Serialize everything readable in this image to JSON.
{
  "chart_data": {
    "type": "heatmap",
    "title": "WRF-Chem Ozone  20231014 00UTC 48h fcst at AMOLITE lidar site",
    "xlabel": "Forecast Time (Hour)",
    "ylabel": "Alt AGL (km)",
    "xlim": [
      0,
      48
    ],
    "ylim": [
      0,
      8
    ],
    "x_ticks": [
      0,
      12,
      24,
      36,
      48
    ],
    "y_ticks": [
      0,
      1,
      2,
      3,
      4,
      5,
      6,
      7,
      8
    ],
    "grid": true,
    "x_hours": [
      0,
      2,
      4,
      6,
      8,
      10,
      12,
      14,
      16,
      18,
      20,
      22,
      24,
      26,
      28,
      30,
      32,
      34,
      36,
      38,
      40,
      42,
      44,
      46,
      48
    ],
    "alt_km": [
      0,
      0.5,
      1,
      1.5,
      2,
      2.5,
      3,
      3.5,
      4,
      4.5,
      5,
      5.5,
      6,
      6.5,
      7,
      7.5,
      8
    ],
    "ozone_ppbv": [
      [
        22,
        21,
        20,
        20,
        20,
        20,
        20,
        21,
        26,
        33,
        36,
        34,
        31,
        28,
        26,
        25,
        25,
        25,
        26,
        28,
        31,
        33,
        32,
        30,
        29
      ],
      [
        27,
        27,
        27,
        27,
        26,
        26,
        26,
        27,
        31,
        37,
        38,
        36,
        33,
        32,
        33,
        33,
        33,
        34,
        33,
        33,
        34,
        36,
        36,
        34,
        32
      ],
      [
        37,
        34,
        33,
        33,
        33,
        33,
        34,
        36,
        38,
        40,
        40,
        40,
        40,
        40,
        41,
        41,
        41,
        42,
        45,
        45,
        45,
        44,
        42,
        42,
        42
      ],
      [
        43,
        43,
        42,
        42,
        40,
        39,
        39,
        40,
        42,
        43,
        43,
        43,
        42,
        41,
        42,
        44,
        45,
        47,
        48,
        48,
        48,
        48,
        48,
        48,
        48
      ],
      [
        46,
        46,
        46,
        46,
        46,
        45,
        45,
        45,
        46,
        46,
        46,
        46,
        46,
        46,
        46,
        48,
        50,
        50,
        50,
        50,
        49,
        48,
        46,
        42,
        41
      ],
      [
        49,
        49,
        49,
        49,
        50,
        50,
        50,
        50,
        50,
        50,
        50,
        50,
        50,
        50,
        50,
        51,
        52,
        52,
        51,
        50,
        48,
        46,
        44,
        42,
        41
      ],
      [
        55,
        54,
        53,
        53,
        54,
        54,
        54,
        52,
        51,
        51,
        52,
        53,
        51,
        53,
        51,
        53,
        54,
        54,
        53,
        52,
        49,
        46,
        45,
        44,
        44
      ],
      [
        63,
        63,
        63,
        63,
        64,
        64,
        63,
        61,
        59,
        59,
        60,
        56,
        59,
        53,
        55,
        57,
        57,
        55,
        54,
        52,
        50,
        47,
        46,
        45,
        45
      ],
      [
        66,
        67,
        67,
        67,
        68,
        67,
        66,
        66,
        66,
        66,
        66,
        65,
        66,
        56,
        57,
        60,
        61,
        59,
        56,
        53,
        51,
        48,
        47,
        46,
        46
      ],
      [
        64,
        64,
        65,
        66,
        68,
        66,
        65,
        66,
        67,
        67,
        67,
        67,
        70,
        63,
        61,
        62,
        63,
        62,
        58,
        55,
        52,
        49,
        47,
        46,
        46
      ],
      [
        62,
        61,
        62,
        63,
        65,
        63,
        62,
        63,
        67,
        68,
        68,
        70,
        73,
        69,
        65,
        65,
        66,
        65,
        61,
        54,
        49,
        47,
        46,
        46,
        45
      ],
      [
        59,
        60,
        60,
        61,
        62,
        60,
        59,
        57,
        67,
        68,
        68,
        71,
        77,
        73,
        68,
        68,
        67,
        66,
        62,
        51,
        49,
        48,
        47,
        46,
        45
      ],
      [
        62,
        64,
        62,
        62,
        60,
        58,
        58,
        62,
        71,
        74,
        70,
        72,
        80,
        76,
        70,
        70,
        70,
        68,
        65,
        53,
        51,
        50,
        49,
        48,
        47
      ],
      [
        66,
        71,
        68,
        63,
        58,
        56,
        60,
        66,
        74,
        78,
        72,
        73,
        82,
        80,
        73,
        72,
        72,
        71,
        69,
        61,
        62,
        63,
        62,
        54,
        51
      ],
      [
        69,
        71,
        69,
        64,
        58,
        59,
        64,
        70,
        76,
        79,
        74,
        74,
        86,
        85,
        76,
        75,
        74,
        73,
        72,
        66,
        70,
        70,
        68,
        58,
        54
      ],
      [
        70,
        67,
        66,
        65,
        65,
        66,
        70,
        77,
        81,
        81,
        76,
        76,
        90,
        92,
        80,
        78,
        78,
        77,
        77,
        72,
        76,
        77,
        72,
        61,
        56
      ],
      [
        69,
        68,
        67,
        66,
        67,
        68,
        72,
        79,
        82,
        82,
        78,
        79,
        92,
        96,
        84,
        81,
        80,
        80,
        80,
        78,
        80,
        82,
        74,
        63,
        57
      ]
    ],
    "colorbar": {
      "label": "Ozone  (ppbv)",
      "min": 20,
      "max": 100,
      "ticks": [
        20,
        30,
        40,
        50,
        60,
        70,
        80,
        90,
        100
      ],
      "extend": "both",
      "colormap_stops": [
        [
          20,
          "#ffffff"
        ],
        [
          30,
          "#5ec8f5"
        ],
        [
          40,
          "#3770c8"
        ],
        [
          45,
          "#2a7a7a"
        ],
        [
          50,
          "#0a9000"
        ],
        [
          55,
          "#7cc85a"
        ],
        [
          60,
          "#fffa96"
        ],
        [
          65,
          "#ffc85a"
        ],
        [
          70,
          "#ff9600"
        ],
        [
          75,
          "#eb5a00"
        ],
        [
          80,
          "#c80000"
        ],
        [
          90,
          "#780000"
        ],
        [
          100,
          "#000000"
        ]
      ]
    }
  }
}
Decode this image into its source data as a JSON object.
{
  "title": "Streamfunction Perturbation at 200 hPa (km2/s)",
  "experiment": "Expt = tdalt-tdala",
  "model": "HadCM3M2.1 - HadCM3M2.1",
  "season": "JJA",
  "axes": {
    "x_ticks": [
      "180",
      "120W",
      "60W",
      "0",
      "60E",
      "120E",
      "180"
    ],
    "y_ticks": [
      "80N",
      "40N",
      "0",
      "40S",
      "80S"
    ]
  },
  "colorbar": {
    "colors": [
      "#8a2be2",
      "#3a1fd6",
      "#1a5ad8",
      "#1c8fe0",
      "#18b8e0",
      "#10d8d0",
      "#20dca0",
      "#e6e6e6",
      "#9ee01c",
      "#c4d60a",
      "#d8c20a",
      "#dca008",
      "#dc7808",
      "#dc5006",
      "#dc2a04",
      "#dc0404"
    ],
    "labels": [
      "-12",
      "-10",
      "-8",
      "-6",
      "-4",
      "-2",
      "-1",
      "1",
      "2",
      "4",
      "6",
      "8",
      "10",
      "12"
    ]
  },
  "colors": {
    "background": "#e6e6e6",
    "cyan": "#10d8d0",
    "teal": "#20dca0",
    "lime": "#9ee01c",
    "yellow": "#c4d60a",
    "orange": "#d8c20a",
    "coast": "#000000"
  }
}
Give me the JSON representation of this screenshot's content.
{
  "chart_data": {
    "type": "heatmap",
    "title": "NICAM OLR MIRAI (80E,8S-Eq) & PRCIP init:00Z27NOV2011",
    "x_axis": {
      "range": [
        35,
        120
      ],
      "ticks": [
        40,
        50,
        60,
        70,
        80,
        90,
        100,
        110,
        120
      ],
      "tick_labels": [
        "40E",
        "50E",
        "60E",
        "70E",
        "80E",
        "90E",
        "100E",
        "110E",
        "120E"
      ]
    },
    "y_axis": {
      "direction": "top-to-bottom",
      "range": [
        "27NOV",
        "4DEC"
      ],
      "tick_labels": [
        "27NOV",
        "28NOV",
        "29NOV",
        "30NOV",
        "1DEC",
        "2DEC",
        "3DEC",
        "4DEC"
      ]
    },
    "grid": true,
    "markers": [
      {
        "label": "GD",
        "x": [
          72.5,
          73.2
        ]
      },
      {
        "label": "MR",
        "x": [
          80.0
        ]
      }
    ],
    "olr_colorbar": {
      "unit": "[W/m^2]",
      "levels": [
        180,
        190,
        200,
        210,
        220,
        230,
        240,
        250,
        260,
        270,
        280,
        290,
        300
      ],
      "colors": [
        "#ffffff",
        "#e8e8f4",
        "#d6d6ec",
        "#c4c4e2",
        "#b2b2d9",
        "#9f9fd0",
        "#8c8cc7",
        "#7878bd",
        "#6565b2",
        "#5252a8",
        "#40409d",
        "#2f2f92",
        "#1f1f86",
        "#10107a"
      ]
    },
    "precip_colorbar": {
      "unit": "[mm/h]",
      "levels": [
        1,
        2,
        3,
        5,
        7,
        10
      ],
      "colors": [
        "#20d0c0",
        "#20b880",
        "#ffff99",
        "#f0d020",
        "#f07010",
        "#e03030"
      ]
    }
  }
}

__________________________________________________

# What to work on
Report only the number of lines in the records that include the word "this".

# Output of the task
3